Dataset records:
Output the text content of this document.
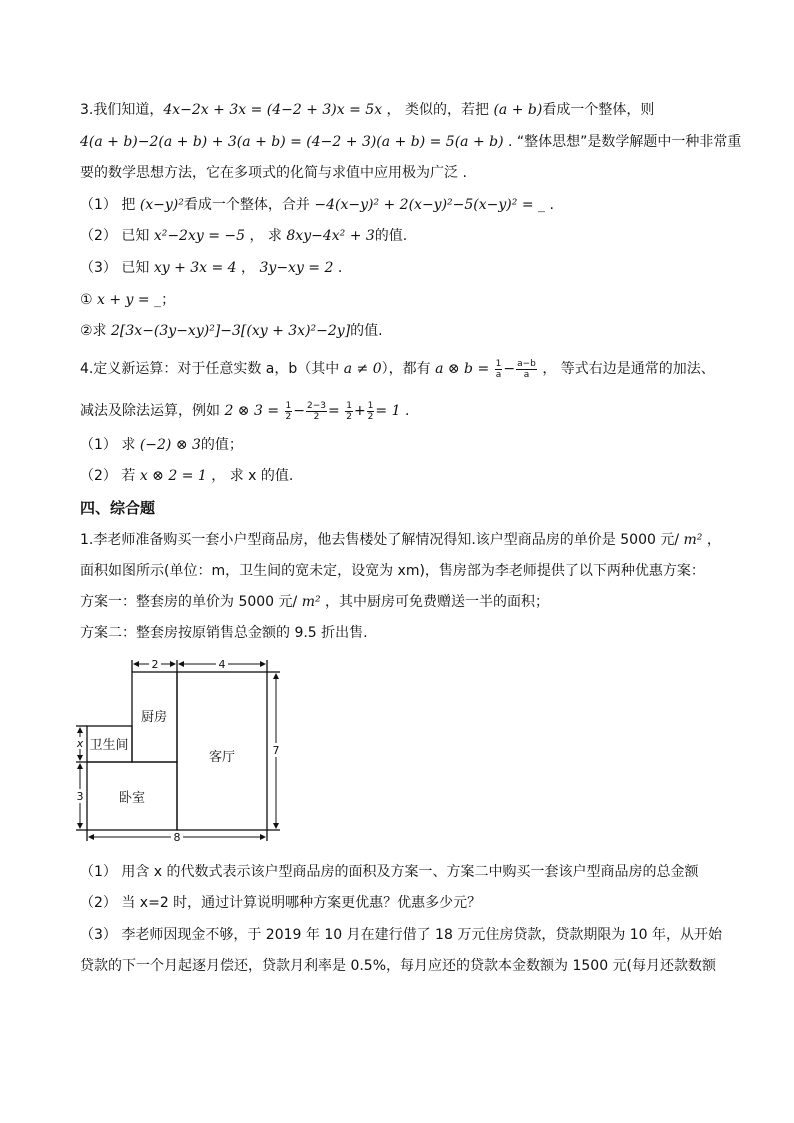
3.我们知道，4x−2x + 3x = (4−2 + 3)x = 5x ， 类似的，若把 (a + b)看成一个整体，则
4(a + b)−2(a + b) + 3(a + b) = (4−2 + 3)(a + b) = 5(a + b) . “整体思想”是数学解题中一种非常重
要的数学思想方法，它在多项式的化简与求值中应用极为广泛 .
（1） 把 (x−y)²看成一个整体，合并 −4(x−y)² + 2(x−y)²−5(x−y)² = _ .
（2） 已知 x²−2xy = −5 ， 求 8xy−4x² + 3的值.
（3） 已知 xy + 3x = 4 ， 3y−xy = 2 .
① x + y = _；
②求 2[3x−(3y−xy)²]−3[(xy + 3x)²−2y]的值.
4.定义新运算：对于任意实数 a，b（其中 a ≠ 0），都有 a ⊗ $b = \frac{1}{a} - \frac{a-b}{a}$ ， 等式右边是通常的加法、
减法及除法运算，例如 2 ⊗ $3 = \frac{1}{2} - \frac{2-3}{2} = \frac{1}{2} + \frac{1}{2} = 1$ .
（1） 求 (−2) ⊗ 3的值；
（2） 若 x ⊗ 2 = 1 ， 求 x 的值.
四、综合题
1.李老师准备购买一套小户型商品房，他去售楼处了解情况得知.该户型商品房的单价是 5000 元/ m² ，
面积如图所示(单位：m，卫生间的宽未定，设宽为 xm)，售房部为李老师提供了以下两种优惠方案：
方案一：整套房的单价为 5000 元/ m² ，其中厨房可免费赠送一半的面积；
方案二：整套房按原销售总金额的 9.5 折出售.
2	4
7
x
3
8
厨房
卫生间
客厅
卧室
（1） 用含 x 的代数式表示该户型商品房的面积及方案一、方案二中购买一套该户型商品房的总金额
（2） 当 x=2 时，通过计算说明哪种方案更优惠？优惠多少元？
（3） 李老师因现金不够，于 2019 年 10 月在建行借了 18 万元住房贷款，贷款期限为 10 年，从开始
贷款的下一个月起逐月偿还，贷款月利率是 0.5%，每月应还的贷款本金数额为 1500 元(每月还款数额
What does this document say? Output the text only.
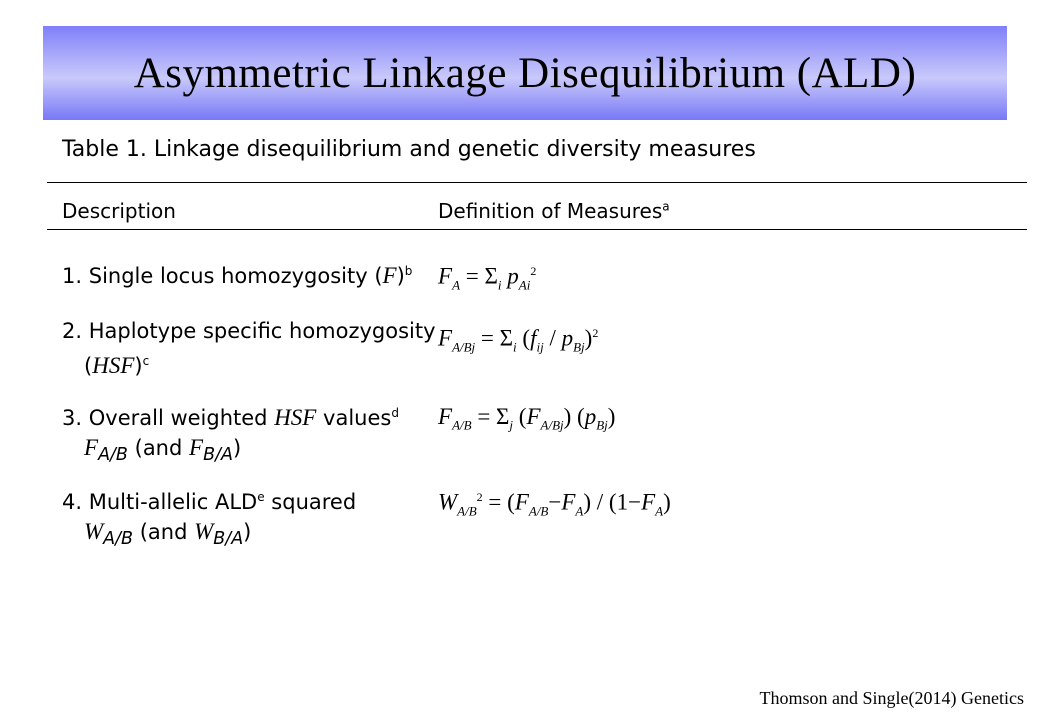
Asymmetric Linkage Disequilibrium (ALD)
Table 1. Linkage disequilibrium and genetic diversity measures
Description	Definition of Measures$^a$
1. Single locus homozygosity $(F)^b$ $F_A = \Sigma_i$ $p_{Ai}^2$
2. Haplotype specific homozygosity
(HSF)$^c$
$F_{A/Bj} = \Sigma_i$ $(f_{ij} / p_{Bj})^2$
3. Overall weighted HSF values$^d$
$F_{A/B}$ (and $F_{B/A}$)
$F_{A/B} = \Sigma_j$ $(F_{A/Bj})$ $(p_{Bj})$
4. Multi-allelic ALD$^e$ squared
$W_{A/B}$ (and $W_{B/A}$)
$W_{A/B}^2 = (F_{A/B}-F_A) / (1-F_A)$
Thomson and Single(2014) Genetics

PROBLEM DETAILS:
Using the data above, print every line exactly, omitting pictures.

SOLUTION TO THIS PROBLEM:
Output the text content of this document.
3.我们知道，4x−2x + 3x = (4−2 + 3)x = 5x ， 类似的，若把 (a + b)看成一个整体，则
4(a + b)−2(a + b) + 3(a + b) = (4−2 + 3)(a + b) = 5(a + b) . “整体思想”是数学解题中一种非常重
要的数学思想方法，它在多项式的化简与求值中应用极为广泛 .
（1） 把 (x−y)²看成一个整体，合并 −4(x−y)² + 2(x−y)²−5(x−y)² = _ .
（2） 已知 x²−2xy = −5 ， 求 8xy−4x² + 3的值.
（3） 已知 xy + 3x = 4 ， 3y−xy = 2 .
① x + y = _；
②求 2[3x−(3y−xy)²]−3[(xy + 3x)²−2y]的值.
4.定义新运算：对于任意实数 a，b（其中 a ≠ 0），都有 a ⊗ $b = \frac{1}{a} - \frac{a-b}{a}$ ， 等式右边是通常的加法、
减法及除法运算，例如 2 ⊗ $3 = \frac{1}{2} - \frac{2-3}{2} = \frac{1}{2} + \frac{1}{2} = 1$ .
（1） 求 (−2) ⊗ 3的值；
（2） 若 x ⊗ 2 = 1 ， 求 x 的值.
四、综合题
1.李老师准备购买一套小户型商品房，他去售楼处了解情况得知.该户型商品房的单价是 5000 元/ m² ，
面积如图所示(单位：m，卫生间的宽未定，设宽为 xm)，售房部为李老师提供了以下两种优惠方案：
方案一：整套房的单价为 5000 元/ m² ，其中厨房可免费赠送一半的面积；
方案二：整套房按原销售总金额的 9.5 折出售.
2	4
7
x
3
8
厨房
卫生间
客厅
卧室
（1） 用含 x 的代数式表示该户型商品房的面积及方案一、方案二中购买一套该户型商品房的总金额
（2） 当 x=2 时，通过计算说明哪种方案更优惠？优惠多少元？
（3） 李老师因现金不够，于 2019 年 10 月在建行借了 18 万元住房贷款，贷款期限为 10 年，从开始
贷款的下一个月起逐月偿还，贷款月利率是 0.5%，每月应还的贷款本金数额为 1500 元(每月还款数额
What does this document say? Output the text only.
Asymmetric Linkage Disequilibrium (ALD)
Table 1. Linkage disequilibrium and genetic diversity measures
Description	Definition of Measures$^a$
1. Single locus homozygosity $(F)^b$ $F_A = \Sigma_i$ $p_{Ai}^2$
2. Haplotype specific homozygosity
(HSF)$^c$
$F_{A/Bj} = \Sigma_i$ $(f_{ij} / p_{Bj})^2$
3. Overall weighted HSF values$^d$
$F_{A/B}$ (and $F_{B/A}$)
$F_{A/B} = \Sigma_j$ $(F_{A/Bj})$ $(p_{Bj})$
4. Multi-allelic ALD$^e$ squared
$W_{A/B}$ (and $W_{B/A}$)
$W_{A/B}^2 = (F_{A/B}-F_A) / (1-F_A)$
Thomson and Single(2014) Genetics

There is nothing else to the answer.